→ Excerpted data

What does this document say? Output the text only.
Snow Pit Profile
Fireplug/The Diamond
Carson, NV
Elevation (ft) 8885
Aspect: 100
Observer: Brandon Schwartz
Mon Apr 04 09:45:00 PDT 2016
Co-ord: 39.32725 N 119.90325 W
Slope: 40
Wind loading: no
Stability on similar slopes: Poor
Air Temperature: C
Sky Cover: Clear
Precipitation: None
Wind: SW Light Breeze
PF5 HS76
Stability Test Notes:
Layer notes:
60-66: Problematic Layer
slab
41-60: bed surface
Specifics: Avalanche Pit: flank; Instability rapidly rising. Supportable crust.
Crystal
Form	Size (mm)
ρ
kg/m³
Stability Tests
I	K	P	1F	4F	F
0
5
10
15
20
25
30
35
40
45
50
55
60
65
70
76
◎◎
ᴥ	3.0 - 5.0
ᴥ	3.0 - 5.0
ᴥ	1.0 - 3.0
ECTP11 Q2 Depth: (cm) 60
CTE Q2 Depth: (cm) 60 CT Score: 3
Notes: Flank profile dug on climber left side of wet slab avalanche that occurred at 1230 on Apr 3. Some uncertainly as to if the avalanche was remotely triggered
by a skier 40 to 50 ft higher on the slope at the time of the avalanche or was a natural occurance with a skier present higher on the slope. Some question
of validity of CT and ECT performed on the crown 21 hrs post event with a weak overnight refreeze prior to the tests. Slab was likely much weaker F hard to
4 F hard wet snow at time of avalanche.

==

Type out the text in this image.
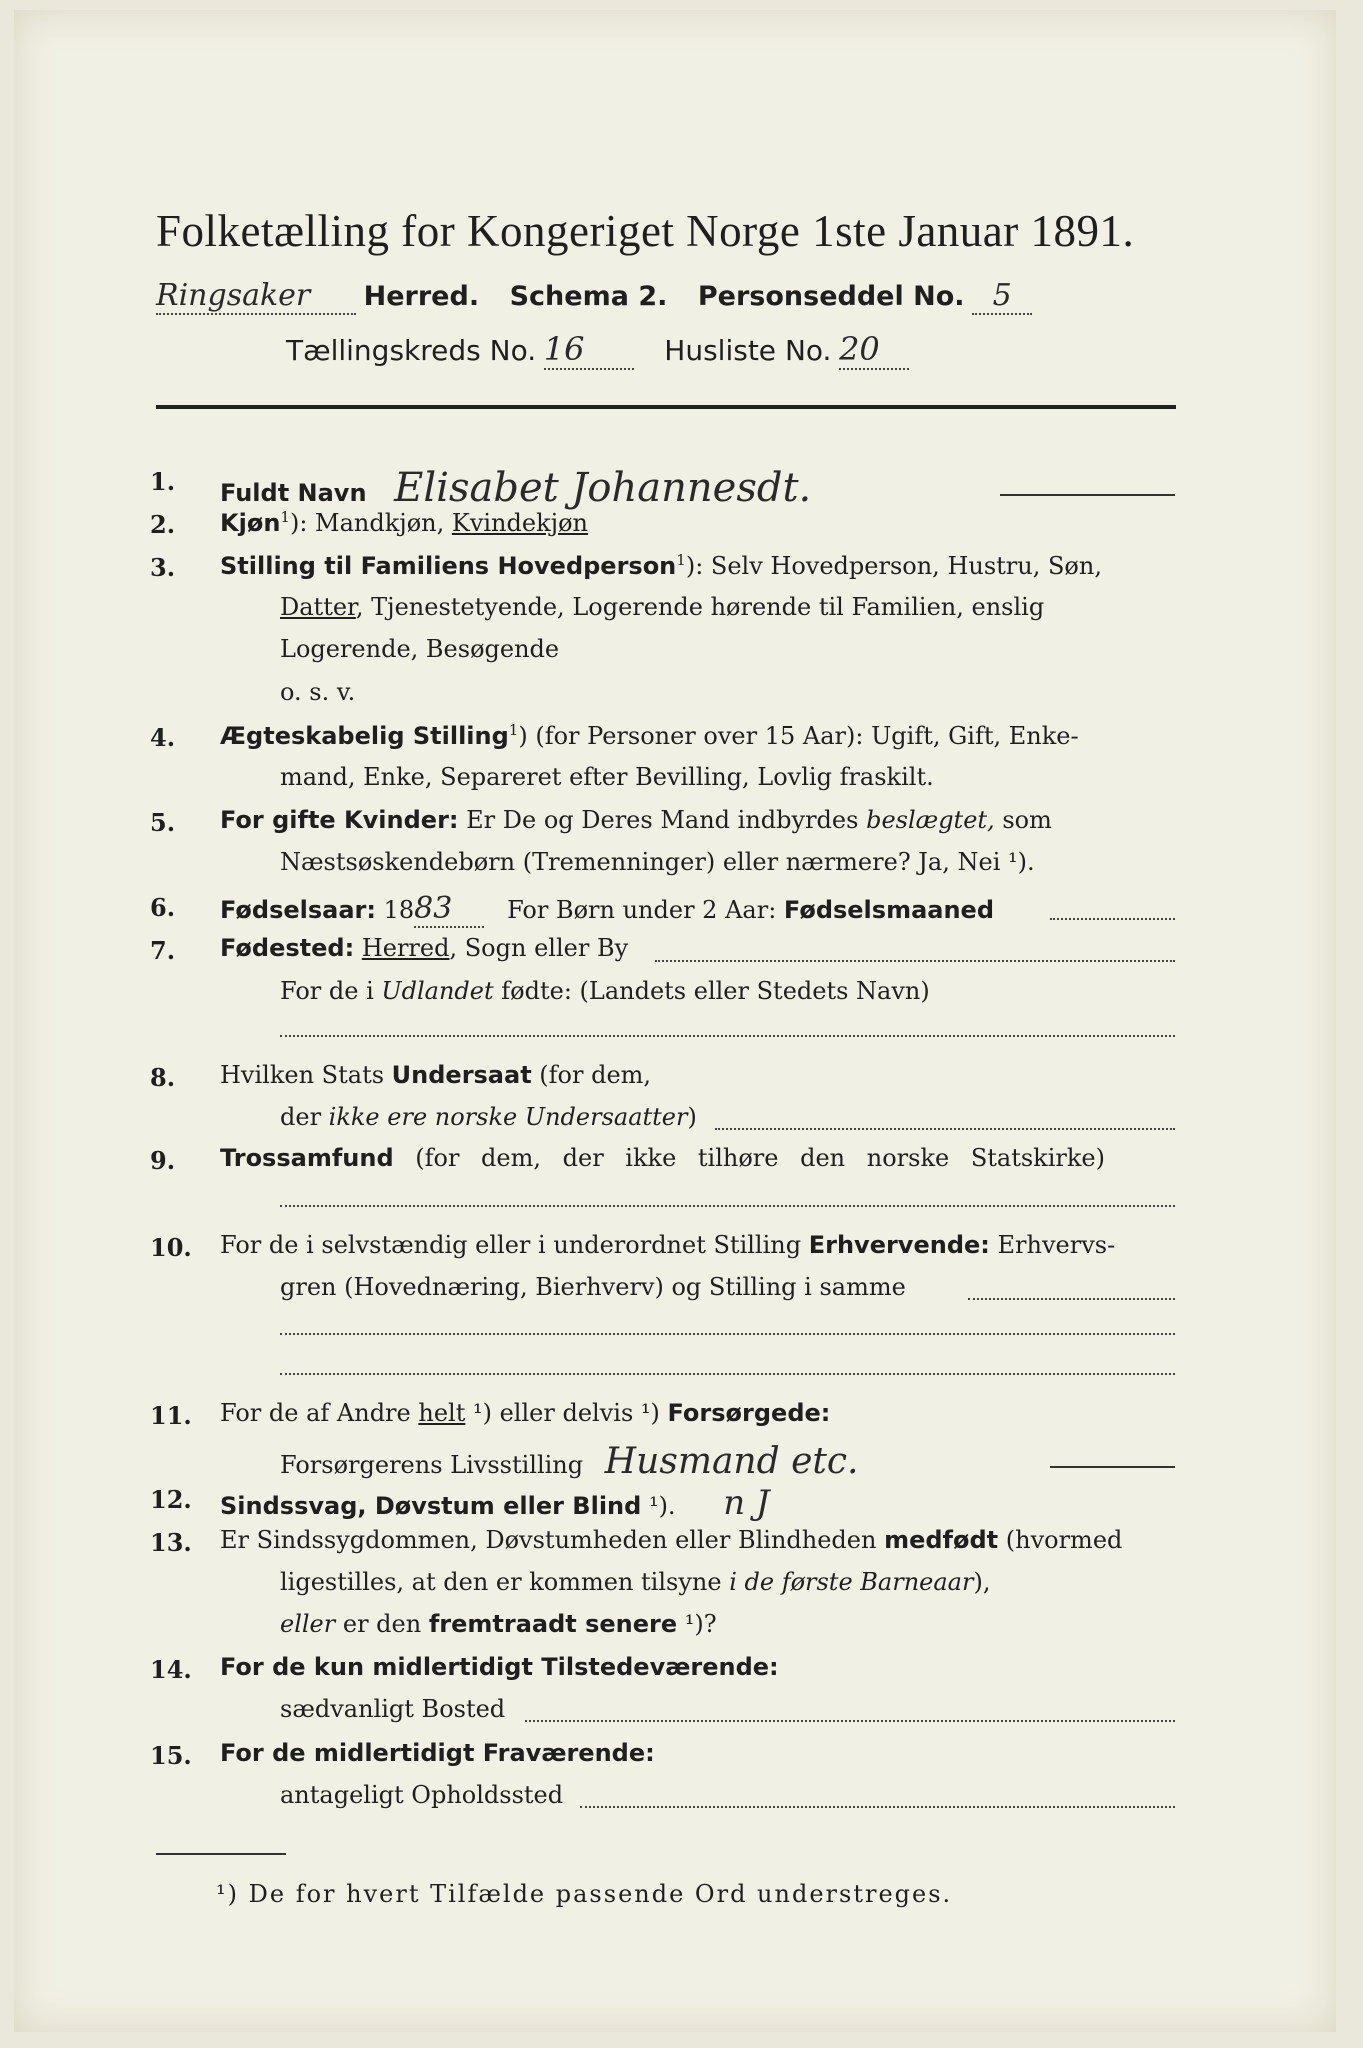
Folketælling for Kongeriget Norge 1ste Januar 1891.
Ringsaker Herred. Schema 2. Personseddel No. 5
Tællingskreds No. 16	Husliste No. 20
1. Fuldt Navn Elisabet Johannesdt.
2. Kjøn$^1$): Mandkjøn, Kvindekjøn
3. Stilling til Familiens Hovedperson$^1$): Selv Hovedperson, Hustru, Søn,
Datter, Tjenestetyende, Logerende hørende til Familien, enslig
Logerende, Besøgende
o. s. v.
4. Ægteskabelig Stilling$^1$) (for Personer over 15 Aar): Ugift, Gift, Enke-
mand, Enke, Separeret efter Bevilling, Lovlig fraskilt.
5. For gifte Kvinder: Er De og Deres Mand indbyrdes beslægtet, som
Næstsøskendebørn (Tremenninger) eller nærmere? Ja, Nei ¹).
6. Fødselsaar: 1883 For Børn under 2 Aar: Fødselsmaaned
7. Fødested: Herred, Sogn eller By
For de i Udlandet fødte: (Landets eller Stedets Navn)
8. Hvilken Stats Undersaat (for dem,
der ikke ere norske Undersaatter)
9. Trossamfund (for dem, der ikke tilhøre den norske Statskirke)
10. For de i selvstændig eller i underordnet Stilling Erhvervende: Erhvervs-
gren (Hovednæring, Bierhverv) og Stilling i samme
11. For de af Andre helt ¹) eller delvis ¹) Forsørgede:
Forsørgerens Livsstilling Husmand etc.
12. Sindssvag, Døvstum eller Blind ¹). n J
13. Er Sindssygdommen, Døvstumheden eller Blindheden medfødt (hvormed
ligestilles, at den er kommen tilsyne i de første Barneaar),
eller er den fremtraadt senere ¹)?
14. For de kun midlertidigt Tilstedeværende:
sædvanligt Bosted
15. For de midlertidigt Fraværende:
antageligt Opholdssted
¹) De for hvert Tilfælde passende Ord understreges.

---

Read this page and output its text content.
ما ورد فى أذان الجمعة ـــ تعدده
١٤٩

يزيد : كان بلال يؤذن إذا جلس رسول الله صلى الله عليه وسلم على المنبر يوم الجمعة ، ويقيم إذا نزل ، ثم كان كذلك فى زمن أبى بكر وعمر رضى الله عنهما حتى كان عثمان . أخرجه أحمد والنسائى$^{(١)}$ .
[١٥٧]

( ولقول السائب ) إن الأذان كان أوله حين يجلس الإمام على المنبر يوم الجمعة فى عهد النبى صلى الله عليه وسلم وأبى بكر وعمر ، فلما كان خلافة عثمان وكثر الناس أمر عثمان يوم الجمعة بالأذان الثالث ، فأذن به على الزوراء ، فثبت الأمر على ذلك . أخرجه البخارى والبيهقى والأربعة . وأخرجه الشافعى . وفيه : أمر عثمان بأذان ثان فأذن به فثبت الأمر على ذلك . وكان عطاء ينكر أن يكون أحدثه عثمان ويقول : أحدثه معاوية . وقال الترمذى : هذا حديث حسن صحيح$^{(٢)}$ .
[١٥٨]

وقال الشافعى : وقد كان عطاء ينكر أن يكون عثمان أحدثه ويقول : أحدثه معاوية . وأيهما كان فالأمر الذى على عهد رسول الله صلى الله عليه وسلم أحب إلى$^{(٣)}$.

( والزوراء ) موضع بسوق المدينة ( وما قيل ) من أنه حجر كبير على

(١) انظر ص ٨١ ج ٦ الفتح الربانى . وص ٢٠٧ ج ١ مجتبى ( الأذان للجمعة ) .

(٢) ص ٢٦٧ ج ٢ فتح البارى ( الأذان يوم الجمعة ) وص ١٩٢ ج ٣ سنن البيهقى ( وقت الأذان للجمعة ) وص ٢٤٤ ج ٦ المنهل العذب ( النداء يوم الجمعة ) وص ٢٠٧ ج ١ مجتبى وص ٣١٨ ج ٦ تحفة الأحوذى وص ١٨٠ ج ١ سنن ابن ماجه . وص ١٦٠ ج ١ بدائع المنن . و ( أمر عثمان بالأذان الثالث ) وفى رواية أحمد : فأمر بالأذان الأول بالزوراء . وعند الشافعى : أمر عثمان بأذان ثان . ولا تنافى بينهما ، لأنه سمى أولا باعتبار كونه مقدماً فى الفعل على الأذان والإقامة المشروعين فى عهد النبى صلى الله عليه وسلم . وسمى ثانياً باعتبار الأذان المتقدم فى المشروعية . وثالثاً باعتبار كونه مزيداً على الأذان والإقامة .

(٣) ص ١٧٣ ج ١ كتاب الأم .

→ Exercise task
Reply with the number of lines in the data that include the string "وقال" and nothing else.

→ Solution to this task
2